> **GIVEN PROBLEM**
Search the material below for the word "content" and copy every line in which it occurs.

> **INPUT FOR THIS TASK**
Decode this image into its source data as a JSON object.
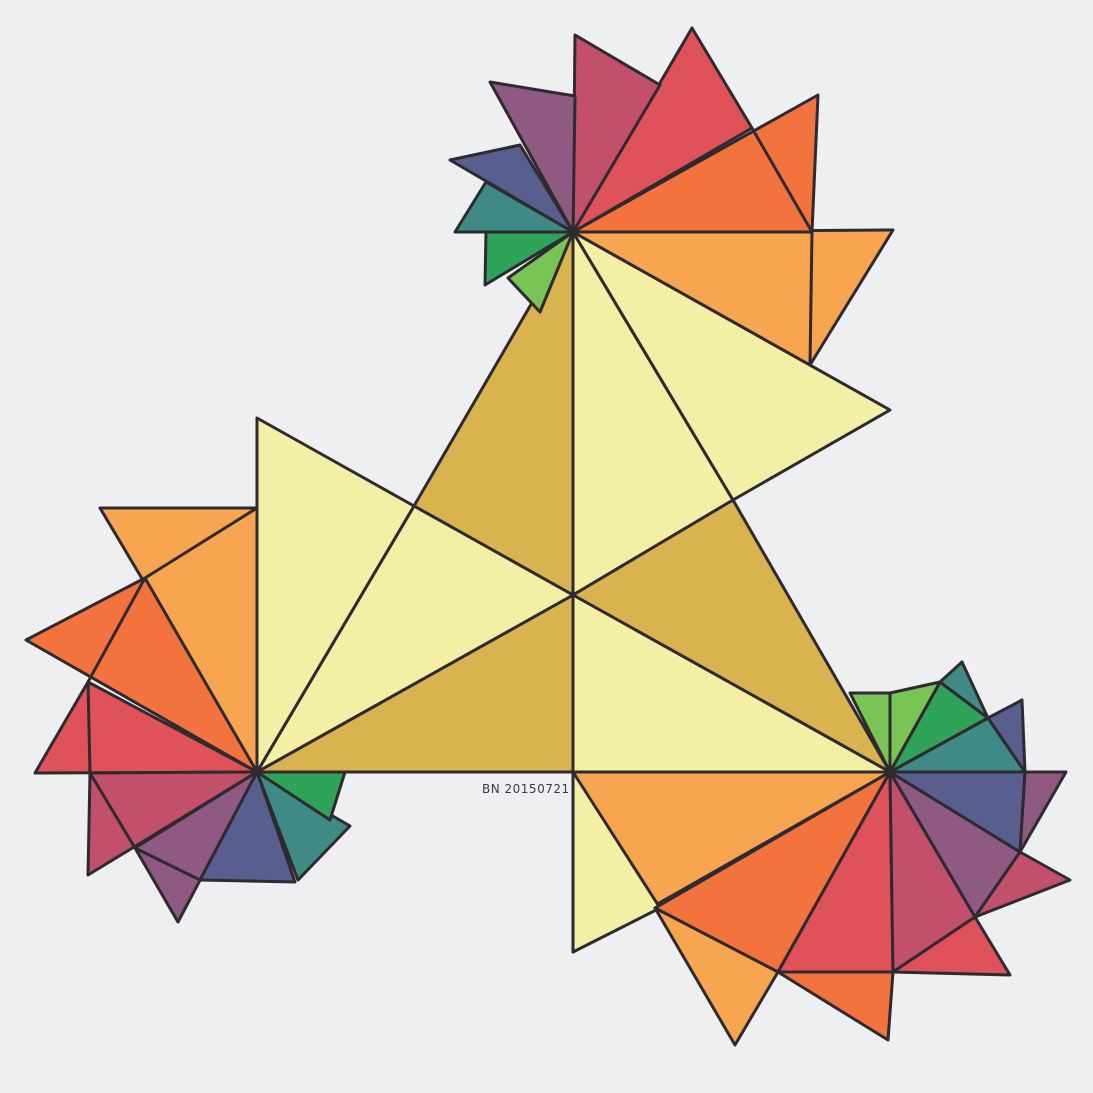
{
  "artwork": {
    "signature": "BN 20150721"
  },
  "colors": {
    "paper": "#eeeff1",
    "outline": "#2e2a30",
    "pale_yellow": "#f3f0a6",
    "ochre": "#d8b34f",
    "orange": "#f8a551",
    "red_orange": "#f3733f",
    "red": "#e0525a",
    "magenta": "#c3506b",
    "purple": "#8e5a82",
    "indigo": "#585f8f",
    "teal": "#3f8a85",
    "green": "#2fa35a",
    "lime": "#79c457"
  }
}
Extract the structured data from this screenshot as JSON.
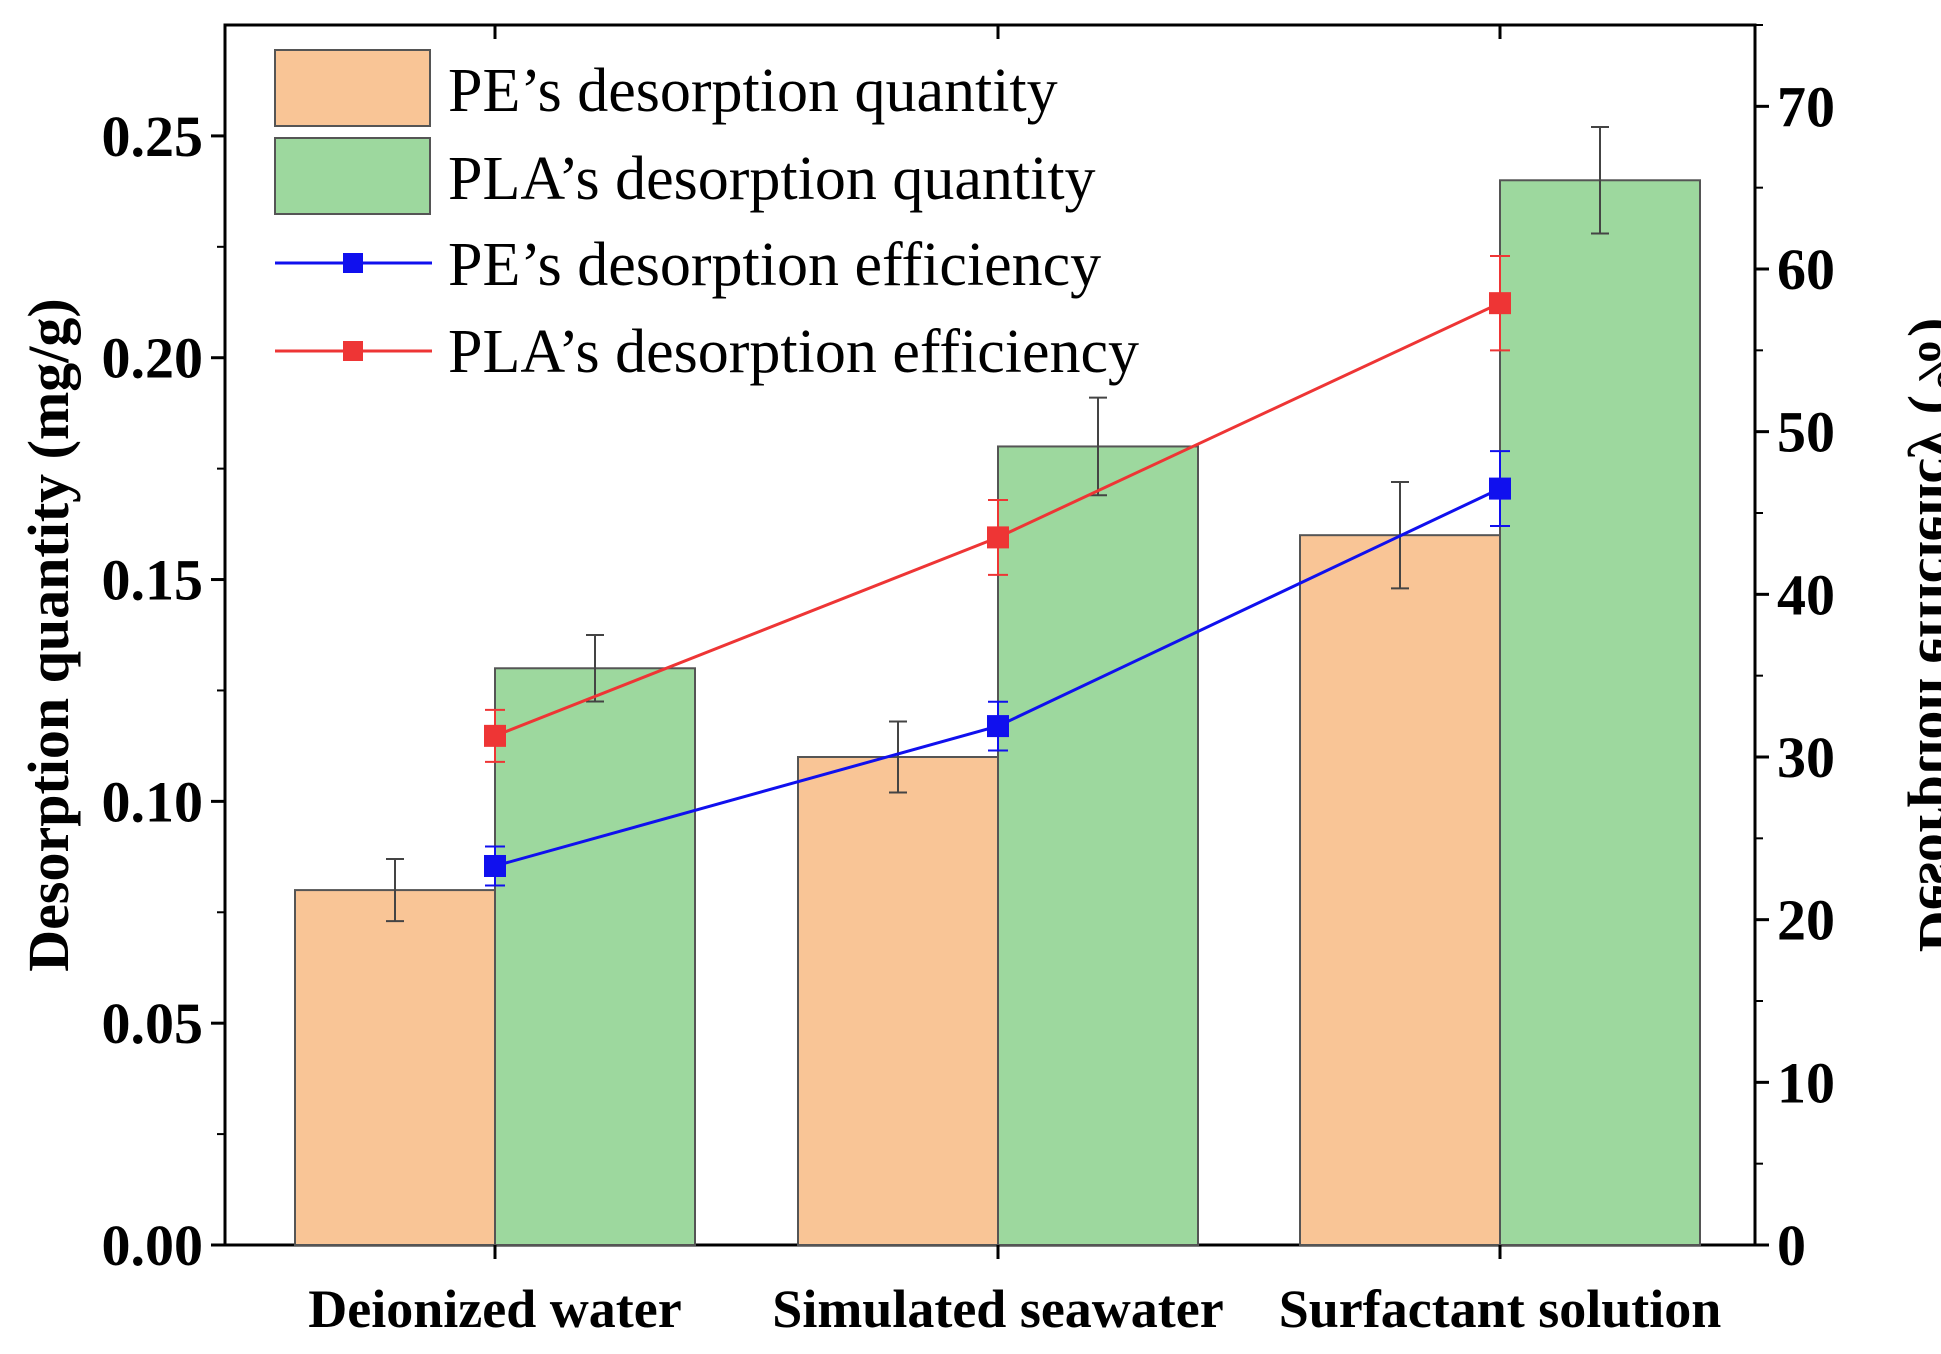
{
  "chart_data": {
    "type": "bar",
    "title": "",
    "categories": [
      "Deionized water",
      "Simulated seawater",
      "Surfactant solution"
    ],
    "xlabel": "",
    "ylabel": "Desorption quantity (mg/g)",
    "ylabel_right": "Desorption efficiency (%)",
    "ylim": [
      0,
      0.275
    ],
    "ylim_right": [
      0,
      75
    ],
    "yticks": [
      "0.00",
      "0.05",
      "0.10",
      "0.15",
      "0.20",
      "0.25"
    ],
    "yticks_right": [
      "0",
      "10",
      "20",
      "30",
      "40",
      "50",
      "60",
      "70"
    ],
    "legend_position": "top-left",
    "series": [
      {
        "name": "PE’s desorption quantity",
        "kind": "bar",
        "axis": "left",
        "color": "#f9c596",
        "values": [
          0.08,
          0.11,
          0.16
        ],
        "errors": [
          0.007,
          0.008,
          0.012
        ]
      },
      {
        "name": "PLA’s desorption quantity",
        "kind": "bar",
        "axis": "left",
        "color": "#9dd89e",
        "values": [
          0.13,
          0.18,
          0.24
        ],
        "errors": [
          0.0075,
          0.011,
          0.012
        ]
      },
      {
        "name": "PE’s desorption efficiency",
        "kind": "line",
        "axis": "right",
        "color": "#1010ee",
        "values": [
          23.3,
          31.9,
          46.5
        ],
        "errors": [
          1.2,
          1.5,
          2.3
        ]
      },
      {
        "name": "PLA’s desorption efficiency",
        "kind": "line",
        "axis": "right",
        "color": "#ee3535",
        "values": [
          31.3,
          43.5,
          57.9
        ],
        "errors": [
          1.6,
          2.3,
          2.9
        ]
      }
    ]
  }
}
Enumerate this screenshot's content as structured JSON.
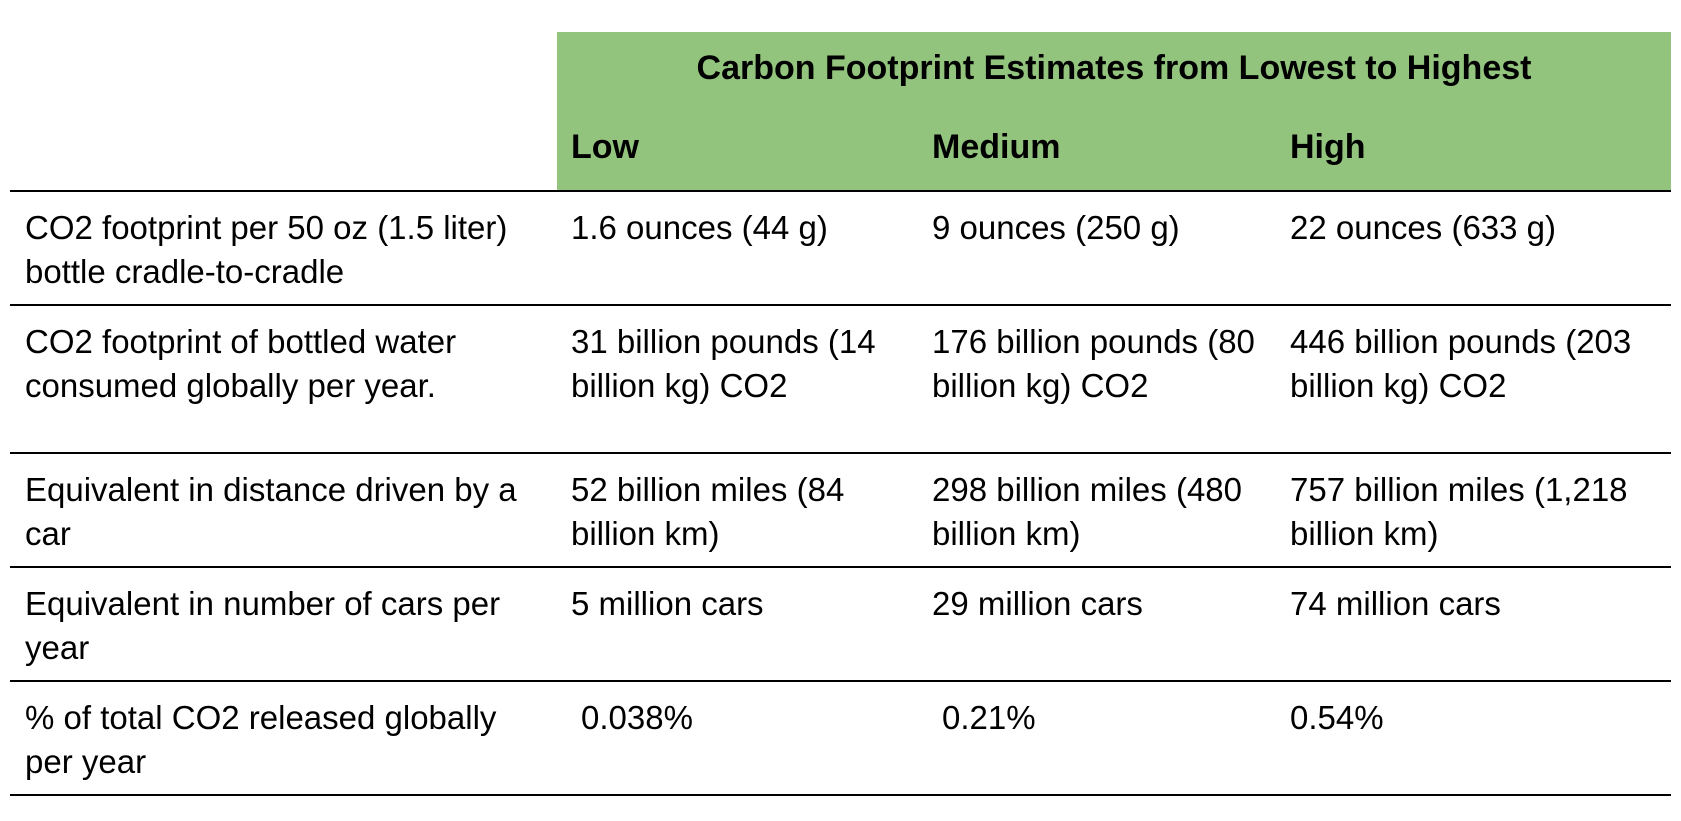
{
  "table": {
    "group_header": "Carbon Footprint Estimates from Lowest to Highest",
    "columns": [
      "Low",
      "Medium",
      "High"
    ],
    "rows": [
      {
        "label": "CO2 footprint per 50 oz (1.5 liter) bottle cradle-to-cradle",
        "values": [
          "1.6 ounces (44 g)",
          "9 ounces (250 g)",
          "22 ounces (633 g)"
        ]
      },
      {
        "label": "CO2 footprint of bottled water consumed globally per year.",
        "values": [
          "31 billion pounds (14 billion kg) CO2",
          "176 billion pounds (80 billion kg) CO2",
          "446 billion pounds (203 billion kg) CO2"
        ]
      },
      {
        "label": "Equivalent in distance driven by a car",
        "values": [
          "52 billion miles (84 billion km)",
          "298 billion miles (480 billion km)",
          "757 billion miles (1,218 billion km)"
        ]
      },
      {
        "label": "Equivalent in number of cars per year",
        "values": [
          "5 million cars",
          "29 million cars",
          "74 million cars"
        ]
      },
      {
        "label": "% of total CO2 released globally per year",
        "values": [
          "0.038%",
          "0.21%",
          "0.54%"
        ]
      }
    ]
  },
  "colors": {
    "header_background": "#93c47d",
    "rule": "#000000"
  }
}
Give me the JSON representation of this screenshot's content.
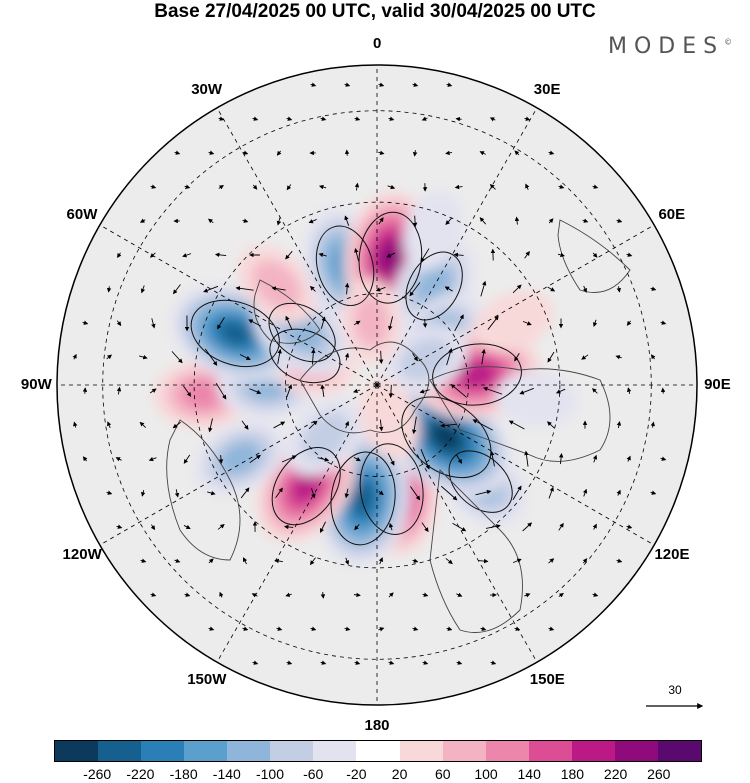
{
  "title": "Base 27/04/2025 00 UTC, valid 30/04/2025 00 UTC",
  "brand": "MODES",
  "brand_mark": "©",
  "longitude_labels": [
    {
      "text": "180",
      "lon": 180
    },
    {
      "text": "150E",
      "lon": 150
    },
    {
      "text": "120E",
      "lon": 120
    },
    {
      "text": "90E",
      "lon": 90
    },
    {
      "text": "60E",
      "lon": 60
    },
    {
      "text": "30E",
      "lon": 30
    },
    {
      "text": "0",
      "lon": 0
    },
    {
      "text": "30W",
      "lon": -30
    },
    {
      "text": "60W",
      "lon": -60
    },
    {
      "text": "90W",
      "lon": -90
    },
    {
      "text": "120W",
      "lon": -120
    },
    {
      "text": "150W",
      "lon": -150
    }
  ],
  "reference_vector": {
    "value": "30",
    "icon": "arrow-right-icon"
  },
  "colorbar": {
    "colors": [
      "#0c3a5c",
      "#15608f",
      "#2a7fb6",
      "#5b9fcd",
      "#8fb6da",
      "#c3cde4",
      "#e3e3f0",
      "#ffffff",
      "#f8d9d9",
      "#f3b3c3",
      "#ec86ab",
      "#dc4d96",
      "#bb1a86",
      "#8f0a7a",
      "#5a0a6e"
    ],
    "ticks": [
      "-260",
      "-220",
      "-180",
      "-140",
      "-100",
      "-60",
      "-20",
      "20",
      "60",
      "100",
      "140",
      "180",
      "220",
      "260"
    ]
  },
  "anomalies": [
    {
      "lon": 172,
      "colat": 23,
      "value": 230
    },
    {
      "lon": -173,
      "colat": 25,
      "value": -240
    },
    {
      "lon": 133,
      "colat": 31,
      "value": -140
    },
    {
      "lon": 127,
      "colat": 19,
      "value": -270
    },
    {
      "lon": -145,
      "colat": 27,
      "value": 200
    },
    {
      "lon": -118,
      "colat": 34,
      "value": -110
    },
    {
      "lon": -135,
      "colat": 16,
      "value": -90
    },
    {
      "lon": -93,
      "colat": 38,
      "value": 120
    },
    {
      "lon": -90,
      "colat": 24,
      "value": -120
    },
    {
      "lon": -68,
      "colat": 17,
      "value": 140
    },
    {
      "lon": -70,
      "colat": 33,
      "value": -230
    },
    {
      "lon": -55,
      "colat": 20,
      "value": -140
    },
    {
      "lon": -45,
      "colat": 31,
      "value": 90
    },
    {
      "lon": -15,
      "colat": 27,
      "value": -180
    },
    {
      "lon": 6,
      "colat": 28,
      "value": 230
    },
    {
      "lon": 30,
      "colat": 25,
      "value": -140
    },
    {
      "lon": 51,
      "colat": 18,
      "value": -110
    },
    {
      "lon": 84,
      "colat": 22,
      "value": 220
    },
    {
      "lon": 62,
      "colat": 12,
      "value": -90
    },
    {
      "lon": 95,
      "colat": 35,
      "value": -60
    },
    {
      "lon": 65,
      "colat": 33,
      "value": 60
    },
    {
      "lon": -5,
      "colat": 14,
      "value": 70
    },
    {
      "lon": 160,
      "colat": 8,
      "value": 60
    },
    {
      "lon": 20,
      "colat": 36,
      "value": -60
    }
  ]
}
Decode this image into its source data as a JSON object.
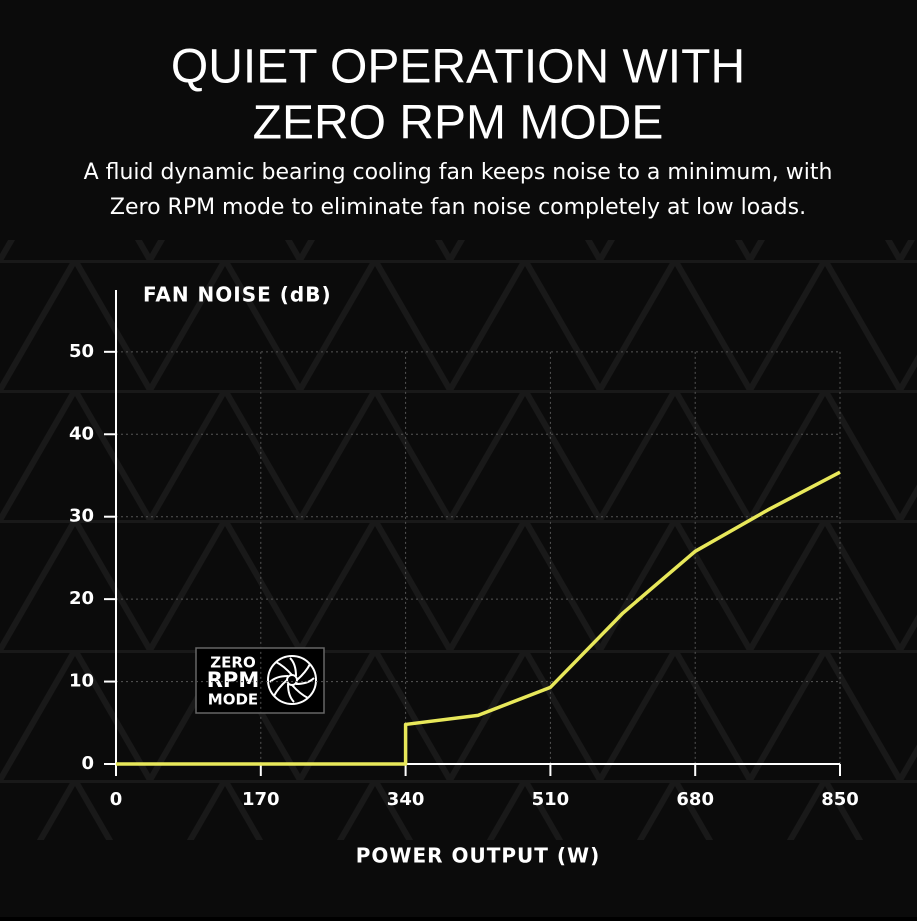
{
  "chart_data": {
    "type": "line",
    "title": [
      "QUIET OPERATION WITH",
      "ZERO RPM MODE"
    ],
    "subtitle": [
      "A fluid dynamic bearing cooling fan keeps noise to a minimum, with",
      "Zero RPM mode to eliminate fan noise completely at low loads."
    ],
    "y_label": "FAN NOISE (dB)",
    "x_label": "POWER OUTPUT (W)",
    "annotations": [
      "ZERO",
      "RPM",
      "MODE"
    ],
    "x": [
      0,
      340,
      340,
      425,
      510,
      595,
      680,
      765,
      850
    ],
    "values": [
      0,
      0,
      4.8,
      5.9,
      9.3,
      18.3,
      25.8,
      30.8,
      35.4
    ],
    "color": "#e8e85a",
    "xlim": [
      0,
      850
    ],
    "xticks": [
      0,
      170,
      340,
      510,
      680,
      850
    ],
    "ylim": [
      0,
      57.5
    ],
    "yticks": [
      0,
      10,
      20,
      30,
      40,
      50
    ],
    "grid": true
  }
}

> **COMPLETE ANSWER**
Enumerate this screenshot's content as structured JSON.
Give me the JSON representation of this screenshot's content.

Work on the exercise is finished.